** Begin **
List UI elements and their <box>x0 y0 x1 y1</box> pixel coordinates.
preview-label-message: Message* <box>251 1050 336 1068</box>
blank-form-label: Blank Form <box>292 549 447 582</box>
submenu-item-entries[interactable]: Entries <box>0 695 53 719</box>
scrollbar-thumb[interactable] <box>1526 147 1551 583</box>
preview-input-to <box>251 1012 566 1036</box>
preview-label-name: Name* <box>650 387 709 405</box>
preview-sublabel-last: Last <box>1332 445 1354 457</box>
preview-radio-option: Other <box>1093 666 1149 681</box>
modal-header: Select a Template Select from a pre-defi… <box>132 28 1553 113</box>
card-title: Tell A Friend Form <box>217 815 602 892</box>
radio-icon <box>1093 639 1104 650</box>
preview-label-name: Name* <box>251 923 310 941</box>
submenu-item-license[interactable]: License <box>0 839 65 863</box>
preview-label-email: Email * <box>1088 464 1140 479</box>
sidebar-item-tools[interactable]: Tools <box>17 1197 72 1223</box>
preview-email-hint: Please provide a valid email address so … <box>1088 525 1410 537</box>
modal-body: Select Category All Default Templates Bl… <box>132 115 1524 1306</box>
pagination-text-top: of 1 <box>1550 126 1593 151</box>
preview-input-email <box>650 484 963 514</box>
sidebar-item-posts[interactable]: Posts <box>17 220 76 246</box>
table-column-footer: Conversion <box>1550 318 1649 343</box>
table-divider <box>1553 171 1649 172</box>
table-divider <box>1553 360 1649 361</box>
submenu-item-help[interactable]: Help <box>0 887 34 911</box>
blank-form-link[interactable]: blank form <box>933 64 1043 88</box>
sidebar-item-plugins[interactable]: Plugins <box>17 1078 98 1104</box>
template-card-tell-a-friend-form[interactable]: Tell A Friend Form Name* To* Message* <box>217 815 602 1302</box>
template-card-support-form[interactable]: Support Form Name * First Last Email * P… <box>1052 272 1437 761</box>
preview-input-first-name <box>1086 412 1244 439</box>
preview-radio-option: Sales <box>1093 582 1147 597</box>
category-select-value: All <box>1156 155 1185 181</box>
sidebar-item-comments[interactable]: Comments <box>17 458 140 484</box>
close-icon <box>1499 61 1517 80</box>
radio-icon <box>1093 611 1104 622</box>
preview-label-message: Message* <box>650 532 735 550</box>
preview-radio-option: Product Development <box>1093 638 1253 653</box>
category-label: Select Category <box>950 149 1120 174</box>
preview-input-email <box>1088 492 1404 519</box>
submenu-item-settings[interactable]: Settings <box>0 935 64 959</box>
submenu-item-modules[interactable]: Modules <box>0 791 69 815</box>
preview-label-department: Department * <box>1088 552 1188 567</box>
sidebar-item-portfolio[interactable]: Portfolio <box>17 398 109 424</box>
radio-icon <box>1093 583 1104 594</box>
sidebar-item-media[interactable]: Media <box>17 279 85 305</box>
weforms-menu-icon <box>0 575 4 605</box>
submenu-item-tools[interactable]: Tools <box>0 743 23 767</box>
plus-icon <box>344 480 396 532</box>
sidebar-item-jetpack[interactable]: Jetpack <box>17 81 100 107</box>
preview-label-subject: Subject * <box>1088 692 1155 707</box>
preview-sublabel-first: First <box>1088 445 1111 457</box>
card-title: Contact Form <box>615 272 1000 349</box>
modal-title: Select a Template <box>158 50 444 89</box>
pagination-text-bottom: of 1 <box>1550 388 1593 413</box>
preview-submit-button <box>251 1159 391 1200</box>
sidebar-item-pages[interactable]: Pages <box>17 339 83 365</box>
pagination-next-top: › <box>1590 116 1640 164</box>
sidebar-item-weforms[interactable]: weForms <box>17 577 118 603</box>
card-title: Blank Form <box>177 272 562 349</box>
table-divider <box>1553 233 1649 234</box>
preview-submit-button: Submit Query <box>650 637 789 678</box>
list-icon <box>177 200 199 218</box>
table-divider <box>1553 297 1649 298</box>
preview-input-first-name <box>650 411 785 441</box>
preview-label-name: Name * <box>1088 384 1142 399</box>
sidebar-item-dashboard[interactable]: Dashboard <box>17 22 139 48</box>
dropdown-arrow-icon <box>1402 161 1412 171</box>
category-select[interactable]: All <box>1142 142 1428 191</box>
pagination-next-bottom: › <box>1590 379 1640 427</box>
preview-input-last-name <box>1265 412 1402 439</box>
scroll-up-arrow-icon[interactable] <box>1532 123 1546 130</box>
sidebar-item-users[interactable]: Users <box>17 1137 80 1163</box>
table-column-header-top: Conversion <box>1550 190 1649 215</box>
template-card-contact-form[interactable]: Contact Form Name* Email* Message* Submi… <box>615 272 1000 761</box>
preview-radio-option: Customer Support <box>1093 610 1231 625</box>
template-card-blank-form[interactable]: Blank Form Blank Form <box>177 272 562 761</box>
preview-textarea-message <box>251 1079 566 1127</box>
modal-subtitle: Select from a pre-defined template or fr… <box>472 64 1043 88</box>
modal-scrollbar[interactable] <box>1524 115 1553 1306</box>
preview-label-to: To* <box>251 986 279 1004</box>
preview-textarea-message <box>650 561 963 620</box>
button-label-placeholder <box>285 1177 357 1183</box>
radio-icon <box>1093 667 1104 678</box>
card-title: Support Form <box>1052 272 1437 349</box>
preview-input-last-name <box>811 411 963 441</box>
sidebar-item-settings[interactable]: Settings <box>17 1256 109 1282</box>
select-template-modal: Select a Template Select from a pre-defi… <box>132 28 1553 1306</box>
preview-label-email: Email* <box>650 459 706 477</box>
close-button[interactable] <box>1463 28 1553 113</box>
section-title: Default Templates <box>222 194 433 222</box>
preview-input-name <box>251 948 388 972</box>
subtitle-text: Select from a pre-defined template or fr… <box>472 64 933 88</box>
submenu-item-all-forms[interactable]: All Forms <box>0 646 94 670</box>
** End **
* What you need to do *
Change every "preview-radio-option" in the records above to "preview-radio-choice" and give the records again with nothing else altered.

* Complete response *
List UI elements and their <box>x0 y0 x1 y1</box> pixel coordinates.
preview-label-message: Message* <box>251 1050 336 1068</box>
blank-form-label: Blank Form <box>292 549 447 582</box>
submenu-item-entries[interactable]: Entries <box>0 695 53 719</box>
scrollbar-thumb[interactable] <box>1526 147 1551 583</box>
preview-input-to <box>251 1012 566 1036</box>
preview-label-name: Name* <box>650 387 709 405</box>
preview-sublabel-last: Last <box>1332 445 1354 457</box>
preview-radio-choice: Other <box>1093 666 1149 681</box>
modal-header: Select a Template Select from a pre-defi… <box>132 28 1553 113</box>
card-title: Tell A Friend Form <box>217 815 602 892</box>
radio-icon <box>1093 639 1104 650</box>
preview-label-name: Name* <box>251 923 310 941</box>
submenu-item-license[interactable]: License <box>0 839 65 863</box>
preview-label-email: Email * <box>1088 464 1140 479</box>
sidebar-item-tools[interactable]: Tools <box>17 1197 72 1223</box>
preview-email-hint: Please provide a valid email address so … <box>1088 525 1410 537</box>
modal-body: Select Category All Default Templates Bl… <box>132 115 1524 1306</box>
pagination-text-top: of 1 <box>1550 126 1593 151</box>
preview-input-email <box>650 484 963 514</box>
sidebar-item-posts[interactable]: Posts <box>17 220 76 246</box>
table-column-footer: Conversion <box>1550 318 1649 343</box>
table-divider <box>1553 171 1649 172</box>
table-divider <box>1553 360 1649 361</box>
submenu-item-help[interactable]: Help <box>0 887 34 911</box>
blank-form-link[interactable]: blank form <box>933 64 1043 88</box>
sidebar-item-plugins[interactable]: Plugins <box>17 1078 98 1104</box>
template-card-tell-a-friend-form[interactable]: Tell A Friend Form Name* To* Message* <box>217 815 602 1302</box>
template-card-support-form[interactable]: Support Form Name * First Last Email * P… <box>1052 272 1437 761</box>
preview-input-first-name <box>1086 412 1244 439</box>
preview-radio-choice: Sales <box>1093 582 1147 597</box>
category-select-value: All <box>1156 155 1185 181</box>
sidebar-item-comments[interactable]: Comments <box>17 458 140 484</box>
close-icon <box>1499 61 1517 80</box>
radio-icon <box>1093 611 1104 622</box>
preview-label-message: Message* <box>650 532 735 550</box>
preview-radio-choice: Product Development <box>1093 638 1253 653</box>
category-label: Select Category <box>950 149 1120 174</box>
preview-input-email <box>1088 492 1404 519</box>
submenu-item-settings[interactable]: Settings <box>0 935 64 959</box>
submenu-item-modules[interactable]: Modules <box>0 791 69 815</box>
preview-label-department: Department * <box>1088 552 1188 567</box>
sidebar-item-portfolio[interactable]: Portfolio <box>17 398 109 424</box>
radio-icon <box>1093 583 1104 594</box>
sidebar-item-media[interactable]: Media <box>17 279 85 305</box>
weforms-menu-icon <box>0 575 4 605</box>
submenu-item-tools[interactable]: Tools <box>0 743 23 767</box>
plus-icon <box>344 480 396 532</box>
sidebar-item-jetpack[interactable]: Jetpack <box>17 81 100 107</box>
preview-label-subject: Subject * <box>1088 692 1155 707</box>
preview-sublabel-first: First <box>1088 445 1111 457</box>
card-title: Contact Form <box>615 272 1000 349</box>
modal-title: Select a Template <box>158 50 444 89</box>
pagination-text-bottom: of 1 <box>1550 388 1593 413</box>
preview-submit-button <box>251 1159 391 1200</box>
sidebar-item-pages[interactable]: Pages <box>17 339 83 365</box>
pagination-next-top: › <box>1590 116 1640 164</box>
sidebar-item-weforms[interactable]: weForms <box>17 577 118 603</box>
card-title: Blank Form <box>177 272 562 349</box>
table-divider <box>1553 233 1649 234</box>
preview-submit-button: Submit Query <box>650 637 789 678</box>
list-icon <box>177 200 199 218</box>
table-divider <box>1553 297 1649 298</box>
preview-input-first-name <box>650 411 785 441</box>
preview-label-name: Name * <box>1088 384 1142 399</box>
sidebar-item-dashboard[interactable]: Dashboard <box>17 22 139 48</box>
dropdown-arrow-icon <box>1402 161 1412 171</box>
category-select[interactable]: All <box>1142 142 1428 191</box>
pagination-next-bottom: › <box>1590 379 1640 427</box>
preview-input-last-name <box>1265 412 1402 439</box>
scroll-up-arrow-icon[interactable] <box>1532 123 1546 130</box>
sidebar-item-users[interactable]: Users <box>17 1137 80 1163</box>
table-column-header-top: Conversion <box>1550 190 1649 215</box>
template-card-contact-form[interactable]: Contact Form Name* Email* Message* Submi… <box>615 272 1000 761</box>
preview-radio-choice: Customer Support <box>1093 610 1231 625</box>
template-card-blank-form[interactable]: Blank Form Blank Form <box>177 272 562 761</box>
preview-textarea-message <box>251 1079 566 1127</box>
modal-subtitle: Select from a pre-defined template or fr… <box>472 64 1043 88</box>
modal-scrollbar[interactable] <box>1524 115 1553 1306</box>
preview-label-to: To* <box>251 986 279 1004</box>
preview-textarea-message <box>650 561 963 620</box>
button-label-placeholder <box>285 1177 357 1183</box>
radio-icon <box>1093 667 1104 678</box>
card-title: Support Form <box>1052 272 1437 349</box>
preview-input-last-name <box>811 411 963 441</box>
sidebar-item-settings[interactable]: Settings <box>17 1256 109 1282</box>
select-template-modal: Select a Template Select from a pre-defi… <box>132 28 1553 1306</box>
preview-label-email: Email* <box>650 459 706 477</box>
close-button[interactable] <box>1463 28 1553 113</box>
section-title: Default Templates <box>222 194 433 222</box>
preview-input-name <box>251 948 388 972</box>
subtitle-text: Select from a pre-defined template or fr… <box>472 64 933 88</box>
submenu-item-all-forms[interactable]: All Forms <box>0 646 94 670</box>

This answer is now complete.